# [Task directions]
From the listing below, copy every line with the word "title".

** Begin Source material **

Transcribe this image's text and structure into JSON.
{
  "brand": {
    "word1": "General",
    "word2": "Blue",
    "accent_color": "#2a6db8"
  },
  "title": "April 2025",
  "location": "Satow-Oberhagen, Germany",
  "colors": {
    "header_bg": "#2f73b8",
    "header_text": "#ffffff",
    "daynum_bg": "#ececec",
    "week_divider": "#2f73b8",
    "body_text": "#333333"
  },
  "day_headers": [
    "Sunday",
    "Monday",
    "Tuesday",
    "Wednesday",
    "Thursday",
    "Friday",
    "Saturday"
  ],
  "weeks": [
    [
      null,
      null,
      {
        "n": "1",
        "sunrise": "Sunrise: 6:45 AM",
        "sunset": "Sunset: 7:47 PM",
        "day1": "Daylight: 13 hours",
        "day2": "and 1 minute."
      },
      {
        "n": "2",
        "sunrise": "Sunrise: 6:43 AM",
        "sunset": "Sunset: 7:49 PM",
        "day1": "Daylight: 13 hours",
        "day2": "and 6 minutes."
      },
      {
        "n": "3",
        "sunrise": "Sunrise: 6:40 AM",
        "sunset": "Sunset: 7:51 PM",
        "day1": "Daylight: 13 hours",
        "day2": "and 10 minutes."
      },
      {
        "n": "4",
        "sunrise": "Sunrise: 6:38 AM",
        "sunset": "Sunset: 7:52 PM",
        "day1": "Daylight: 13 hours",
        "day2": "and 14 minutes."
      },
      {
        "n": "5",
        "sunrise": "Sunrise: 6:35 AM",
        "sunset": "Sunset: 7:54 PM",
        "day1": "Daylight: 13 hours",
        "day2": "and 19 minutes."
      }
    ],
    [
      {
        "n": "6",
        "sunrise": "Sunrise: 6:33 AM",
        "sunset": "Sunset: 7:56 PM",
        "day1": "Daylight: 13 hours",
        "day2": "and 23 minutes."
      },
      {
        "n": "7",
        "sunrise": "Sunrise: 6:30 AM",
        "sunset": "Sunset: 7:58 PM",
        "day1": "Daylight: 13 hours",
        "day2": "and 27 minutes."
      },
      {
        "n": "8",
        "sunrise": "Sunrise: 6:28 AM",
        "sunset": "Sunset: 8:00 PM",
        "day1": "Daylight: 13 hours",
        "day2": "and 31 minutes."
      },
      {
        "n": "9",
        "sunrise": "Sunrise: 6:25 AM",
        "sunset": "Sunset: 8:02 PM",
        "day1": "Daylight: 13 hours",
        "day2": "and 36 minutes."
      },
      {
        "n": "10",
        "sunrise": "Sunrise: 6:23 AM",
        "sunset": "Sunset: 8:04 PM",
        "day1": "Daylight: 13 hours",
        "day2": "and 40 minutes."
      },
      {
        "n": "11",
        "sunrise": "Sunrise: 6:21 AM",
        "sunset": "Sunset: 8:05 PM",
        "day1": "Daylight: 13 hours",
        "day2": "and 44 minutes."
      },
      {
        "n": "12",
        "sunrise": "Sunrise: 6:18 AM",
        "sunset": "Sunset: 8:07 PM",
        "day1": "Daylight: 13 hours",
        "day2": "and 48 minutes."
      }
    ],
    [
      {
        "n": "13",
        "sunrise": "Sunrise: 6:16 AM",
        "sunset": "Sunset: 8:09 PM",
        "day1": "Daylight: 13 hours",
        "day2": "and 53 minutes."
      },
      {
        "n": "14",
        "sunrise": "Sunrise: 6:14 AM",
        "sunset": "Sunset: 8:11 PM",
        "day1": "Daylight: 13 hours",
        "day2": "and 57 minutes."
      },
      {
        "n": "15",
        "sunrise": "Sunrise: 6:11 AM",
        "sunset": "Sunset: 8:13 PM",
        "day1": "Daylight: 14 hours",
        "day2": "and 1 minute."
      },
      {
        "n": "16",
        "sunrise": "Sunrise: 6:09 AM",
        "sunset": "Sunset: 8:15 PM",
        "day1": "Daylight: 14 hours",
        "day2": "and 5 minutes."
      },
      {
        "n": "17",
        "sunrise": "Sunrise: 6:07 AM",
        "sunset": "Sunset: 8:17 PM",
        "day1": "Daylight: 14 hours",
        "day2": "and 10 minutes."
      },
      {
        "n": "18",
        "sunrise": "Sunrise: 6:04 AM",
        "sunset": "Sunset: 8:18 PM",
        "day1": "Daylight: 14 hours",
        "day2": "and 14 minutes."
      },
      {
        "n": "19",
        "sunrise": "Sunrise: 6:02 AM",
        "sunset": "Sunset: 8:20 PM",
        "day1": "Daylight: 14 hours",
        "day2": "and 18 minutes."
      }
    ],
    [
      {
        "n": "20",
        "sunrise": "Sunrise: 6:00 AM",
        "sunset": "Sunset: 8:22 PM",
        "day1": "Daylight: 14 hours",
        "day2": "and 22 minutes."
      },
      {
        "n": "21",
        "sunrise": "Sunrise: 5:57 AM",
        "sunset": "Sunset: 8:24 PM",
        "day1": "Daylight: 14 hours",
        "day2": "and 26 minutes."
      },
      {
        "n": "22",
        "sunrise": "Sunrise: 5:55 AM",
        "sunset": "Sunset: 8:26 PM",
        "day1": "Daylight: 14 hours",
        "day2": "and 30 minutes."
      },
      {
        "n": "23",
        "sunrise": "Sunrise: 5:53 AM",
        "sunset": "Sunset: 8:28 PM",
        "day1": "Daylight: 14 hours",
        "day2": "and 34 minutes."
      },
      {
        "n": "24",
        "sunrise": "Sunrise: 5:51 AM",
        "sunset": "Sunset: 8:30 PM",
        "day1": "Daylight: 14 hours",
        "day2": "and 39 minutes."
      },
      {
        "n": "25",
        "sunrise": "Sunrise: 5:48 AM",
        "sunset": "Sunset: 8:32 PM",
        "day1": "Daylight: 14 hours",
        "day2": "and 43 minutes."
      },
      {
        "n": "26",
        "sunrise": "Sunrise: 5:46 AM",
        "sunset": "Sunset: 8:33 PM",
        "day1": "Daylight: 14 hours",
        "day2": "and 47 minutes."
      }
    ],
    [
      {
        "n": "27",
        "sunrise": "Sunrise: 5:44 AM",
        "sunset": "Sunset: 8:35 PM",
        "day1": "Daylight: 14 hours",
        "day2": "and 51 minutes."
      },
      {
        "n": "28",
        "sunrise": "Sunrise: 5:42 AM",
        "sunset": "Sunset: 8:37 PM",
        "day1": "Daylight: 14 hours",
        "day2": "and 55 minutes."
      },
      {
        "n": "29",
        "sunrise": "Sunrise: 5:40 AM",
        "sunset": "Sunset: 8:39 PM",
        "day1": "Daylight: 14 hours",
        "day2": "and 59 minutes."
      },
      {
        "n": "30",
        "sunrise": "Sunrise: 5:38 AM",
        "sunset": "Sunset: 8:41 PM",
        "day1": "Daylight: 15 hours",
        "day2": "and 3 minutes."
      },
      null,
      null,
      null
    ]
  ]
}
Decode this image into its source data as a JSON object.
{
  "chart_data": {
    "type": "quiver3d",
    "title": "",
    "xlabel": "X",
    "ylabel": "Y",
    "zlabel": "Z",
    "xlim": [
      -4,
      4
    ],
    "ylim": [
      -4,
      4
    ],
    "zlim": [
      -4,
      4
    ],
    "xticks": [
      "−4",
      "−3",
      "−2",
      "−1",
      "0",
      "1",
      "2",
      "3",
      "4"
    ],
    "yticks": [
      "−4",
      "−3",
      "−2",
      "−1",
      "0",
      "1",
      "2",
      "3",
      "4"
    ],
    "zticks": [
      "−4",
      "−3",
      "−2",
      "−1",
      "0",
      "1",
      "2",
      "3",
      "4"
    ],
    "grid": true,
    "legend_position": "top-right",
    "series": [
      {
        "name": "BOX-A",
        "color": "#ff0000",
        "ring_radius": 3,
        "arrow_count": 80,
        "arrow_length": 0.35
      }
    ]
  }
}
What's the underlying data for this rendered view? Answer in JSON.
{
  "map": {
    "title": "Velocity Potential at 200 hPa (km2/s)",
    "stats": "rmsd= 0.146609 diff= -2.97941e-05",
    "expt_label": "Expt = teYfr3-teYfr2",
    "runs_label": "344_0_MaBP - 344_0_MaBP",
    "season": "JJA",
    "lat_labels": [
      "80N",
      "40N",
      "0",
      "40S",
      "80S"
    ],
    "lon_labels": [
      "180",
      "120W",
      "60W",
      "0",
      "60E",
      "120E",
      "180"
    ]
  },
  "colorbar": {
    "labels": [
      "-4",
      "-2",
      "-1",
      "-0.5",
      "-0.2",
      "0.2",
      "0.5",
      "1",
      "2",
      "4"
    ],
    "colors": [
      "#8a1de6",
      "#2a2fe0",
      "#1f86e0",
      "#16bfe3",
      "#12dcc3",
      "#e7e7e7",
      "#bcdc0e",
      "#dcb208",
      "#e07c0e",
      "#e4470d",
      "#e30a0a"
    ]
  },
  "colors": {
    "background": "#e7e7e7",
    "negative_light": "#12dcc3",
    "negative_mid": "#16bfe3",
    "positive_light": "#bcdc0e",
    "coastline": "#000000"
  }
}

** End Source material **

# [Answer to this task]
  "title": "April 2025",
    "title": "",
    "title": "Velocity Potential at 200 hPa (km2/s)",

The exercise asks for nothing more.